#### [DO THIS]
In the listing below, locate the lines that hold "pozornosti" and copy them.

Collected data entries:
# # #

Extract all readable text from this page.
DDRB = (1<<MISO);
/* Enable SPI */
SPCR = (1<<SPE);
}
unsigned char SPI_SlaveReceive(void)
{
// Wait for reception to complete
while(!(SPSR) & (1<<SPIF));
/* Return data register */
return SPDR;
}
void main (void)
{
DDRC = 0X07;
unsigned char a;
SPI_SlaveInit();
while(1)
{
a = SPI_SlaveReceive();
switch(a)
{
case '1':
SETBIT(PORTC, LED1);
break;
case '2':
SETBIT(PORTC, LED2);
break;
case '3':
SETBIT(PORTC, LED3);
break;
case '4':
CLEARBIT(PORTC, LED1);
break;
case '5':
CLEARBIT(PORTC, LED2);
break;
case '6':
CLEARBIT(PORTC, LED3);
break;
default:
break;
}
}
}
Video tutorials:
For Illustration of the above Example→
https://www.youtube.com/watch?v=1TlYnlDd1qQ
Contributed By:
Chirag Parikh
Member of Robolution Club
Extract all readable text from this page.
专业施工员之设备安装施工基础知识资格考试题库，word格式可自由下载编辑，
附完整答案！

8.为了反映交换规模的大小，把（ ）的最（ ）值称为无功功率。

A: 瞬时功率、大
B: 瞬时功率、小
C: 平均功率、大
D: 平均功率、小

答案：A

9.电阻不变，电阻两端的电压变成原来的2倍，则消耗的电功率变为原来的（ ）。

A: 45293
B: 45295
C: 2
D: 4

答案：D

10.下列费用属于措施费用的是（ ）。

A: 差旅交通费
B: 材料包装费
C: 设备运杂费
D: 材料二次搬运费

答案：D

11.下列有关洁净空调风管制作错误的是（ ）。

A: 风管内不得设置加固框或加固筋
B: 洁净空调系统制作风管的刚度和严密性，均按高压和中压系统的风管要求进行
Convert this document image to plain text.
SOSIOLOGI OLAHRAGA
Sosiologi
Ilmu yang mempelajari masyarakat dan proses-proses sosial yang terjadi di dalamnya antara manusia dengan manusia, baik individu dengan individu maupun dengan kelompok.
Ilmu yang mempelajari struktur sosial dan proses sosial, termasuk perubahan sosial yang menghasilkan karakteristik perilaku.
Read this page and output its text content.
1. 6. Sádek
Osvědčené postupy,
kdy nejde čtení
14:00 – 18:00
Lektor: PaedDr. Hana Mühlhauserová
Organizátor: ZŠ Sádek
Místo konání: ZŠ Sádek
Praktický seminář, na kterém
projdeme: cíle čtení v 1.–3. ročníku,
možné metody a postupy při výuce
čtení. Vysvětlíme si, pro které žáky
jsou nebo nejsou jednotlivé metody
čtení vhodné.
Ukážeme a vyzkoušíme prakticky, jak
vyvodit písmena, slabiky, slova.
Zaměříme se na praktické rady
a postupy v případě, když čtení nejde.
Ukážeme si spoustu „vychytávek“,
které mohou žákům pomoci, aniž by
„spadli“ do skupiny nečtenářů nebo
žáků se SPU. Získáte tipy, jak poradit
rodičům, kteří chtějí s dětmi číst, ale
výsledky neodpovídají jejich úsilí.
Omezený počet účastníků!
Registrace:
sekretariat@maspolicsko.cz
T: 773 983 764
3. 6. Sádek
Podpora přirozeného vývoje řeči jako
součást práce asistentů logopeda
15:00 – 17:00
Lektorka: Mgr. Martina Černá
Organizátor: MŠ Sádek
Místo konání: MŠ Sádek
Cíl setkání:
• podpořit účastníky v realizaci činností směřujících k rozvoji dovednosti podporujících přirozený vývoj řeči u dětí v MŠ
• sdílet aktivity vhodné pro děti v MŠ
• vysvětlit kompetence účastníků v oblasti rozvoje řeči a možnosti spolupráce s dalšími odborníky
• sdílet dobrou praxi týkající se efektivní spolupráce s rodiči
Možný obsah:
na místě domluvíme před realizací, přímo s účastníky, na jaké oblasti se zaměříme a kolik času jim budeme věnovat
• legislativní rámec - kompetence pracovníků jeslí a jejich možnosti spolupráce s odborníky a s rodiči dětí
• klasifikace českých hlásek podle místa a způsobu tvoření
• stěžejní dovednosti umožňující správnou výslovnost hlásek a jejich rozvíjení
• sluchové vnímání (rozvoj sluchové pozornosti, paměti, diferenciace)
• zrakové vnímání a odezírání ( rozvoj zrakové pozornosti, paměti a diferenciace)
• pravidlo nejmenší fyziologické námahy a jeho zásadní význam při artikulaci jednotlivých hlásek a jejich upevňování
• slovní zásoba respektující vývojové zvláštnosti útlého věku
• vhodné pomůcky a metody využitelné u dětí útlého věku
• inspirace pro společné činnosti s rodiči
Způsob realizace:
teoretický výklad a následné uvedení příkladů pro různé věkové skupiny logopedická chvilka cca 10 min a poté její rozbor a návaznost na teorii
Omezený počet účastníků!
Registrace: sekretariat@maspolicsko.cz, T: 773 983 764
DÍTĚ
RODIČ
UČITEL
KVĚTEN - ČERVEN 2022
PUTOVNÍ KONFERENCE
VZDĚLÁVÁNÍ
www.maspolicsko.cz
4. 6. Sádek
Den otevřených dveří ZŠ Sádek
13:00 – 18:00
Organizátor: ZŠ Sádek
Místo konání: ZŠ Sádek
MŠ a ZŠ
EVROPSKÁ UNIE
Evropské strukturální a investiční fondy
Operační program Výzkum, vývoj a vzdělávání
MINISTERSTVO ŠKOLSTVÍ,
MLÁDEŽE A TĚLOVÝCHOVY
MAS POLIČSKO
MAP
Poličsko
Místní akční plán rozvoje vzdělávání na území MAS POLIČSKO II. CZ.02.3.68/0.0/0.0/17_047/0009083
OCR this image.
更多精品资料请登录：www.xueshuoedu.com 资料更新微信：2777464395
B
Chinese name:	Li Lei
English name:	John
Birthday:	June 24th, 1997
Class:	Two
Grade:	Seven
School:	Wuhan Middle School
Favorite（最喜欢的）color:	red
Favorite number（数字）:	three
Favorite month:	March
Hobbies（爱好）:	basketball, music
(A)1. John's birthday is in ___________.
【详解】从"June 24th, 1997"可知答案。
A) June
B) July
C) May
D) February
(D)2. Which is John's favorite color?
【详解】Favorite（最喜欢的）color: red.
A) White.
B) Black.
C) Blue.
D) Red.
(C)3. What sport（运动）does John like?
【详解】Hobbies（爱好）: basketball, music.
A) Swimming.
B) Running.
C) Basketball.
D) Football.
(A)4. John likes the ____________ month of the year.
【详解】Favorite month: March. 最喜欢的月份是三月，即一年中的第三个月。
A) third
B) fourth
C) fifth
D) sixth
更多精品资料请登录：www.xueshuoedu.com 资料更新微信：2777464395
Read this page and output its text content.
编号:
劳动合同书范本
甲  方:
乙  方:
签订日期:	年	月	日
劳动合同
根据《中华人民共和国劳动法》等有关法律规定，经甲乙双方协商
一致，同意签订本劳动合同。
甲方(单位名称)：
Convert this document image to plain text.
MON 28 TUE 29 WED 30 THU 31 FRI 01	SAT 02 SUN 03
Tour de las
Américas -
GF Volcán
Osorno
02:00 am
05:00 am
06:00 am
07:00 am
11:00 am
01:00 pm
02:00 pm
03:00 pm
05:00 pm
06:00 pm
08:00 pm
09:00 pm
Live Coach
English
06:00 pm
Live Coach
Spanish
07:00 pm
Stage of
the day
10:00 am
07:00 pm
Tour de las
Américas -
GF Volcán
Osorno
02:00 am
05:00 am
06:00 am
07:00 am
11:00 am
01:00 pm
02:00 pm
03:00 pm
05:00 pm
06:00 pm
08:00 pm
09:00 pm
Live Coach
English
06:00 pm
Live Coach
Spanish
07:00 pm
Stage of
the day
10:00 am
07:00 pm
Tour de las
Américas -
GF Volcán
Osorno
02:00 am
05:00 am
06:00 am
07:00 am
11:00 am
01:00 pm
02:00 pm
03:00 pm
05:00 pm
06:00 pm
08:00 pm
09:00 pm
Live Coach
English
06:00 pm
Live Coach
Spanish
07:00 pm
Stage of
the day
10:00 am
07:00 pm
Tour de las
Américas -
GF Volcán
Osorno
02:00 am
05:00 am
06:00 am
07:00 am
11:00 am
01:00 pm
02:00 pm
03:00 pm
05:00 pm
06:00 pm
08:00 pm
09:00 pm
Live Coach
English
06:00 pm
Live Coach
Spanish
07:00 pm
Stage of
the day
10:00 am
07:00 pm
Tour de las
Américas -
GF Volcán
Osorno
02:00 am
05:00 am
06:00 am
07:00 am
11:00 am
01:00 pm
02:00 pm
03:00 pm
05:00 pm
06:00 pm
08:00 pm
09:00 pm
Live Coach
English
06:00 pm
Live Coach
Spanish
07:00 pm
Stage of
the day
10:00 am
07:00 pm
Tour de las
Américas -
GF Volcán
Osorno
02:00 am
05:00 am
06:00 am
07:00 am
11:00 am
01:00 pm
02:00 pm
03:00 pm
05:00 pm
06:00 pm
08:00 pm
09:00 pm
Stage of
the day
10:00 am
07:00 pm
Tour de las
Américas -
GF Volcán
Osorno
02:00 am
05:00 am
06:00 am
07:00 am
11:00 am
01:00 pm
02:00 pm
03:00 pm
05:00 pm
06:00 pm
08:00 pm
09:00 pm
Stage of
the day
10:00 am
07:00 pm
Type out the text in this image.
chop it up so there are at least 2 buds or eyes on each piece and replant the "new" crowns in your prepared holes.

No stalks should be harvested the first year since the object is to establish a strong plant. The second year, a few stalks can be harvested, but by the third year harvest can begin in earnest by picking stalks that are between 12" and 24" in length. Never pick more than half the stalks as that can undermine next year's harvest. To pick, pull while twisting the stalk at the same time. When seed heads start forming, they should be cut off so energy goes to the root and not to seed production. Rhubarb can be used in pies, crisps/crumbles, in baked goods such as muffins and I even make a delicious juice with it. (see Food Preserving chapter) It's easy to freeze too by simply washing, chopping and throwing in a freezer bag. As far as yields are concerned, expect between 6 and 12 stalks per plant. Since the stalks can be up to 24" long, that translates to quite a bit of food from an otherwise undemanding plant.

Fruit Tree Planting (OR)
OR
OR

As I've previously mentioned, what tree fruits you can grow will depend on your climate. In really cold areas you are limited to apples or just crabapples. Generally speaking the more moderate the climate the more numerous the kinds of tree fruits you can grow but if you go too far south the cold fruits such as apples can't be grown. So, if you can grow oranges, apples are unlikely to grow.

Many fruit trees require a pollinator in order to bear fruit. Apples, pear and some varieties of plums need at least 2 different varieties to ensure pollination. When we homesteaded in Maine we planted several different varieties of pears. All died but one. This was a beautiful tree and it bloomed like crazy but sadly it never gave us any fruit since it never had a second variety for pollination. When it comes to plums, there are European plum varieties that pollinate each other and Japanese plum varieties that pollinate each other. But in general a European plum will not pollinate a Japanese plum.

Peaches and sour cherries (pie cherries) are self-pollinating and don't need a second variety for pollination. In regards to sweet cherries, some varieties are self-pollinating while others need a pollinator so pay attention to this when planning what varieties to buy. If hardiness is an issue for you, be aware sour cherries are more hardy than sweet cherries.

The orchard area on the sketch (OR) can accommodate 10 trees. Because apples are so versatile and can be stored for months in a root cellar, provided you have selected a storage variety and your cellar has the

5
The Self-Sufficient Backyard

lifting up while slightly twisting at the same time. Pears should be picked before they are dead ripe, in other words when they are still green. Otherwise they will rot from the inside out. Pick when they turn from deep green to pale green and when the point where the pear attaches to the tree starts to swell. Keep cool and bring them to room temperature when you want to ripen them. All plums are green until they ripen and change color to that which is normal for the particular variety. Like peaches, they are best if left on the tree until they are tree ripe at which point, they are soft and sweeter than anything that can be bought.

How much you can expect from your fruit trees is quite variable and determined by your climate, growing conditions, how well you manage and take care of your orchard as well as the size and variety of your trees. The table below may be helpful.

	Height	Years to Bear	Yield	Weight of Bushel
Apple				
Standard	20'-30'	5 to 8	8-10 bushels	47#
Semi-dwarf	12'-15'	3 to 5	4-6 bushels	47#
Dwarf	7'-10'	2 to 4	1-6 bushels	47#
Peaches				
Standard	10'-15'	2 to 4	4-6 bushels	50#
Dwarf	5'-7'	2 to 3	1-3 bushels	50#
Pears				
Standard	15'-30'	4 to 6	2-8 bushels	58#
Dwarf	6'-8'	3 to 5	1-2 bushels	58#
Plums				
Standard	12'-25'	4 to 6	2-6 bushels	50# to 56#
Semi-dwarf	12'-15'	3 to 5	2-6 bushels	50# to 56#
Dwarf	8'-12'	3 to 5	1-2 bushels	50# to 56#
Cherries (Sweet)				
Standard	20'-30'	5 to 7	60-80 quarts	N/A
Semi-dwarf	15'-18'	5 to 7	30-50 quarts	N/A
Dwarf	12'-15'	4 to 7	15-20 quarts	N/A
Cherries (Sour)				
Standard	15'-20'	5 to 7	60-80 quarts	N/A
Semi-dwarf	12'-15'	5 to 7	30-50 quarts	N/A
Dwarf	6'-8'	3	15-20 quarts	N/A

# # #

#### [COMPLETE OUTPUT]
• sluchové vnímání (rozvoj sluchové pozornosti, paměti, diferenciace)
• zrakové vnímání a odezírání ( rozvoj zrakové pozornosti, paměti a diferenciace)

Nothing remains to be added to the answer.